*GIVEN INFORMATION*
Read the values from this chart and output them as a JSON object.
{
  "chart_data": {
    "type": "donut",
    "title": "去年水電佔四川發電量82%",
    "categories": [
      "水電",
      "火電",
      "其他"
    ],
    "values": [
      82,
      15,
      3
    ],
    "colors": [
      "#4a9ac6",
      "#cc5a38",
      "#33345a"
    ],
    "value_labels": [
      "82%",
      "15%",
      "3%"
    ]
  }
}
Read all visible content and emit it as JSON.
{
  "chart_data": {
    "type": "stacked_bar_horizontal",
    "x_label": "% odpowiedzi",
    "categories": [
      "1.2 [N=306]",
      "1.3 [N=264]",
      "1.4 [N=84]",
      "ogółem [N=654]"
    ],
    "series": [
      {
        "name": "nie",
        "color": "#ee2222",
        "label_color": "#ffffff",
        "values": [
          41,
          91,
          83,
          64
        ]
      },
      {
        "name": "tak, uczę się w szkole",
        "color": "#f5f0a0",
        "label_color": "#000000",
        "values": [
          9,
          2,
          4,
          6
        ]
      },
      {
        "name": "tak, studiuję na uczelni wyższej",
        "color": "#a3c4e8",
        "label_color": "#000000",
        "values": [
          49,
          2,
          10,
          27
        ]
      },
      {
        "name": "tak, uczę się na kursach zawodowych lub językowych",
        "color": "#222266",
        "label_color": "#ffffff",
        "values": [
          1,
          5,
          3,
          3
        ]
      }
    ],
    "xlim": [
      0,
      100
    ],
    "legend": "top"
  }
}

*AIM*
Identify every line above that includes the word "JSON", and show those lines.

*EXERCISE SOLUTION*
Read the values from this chart and output them as a JSON object.
Read all visible content and emit it as JSON.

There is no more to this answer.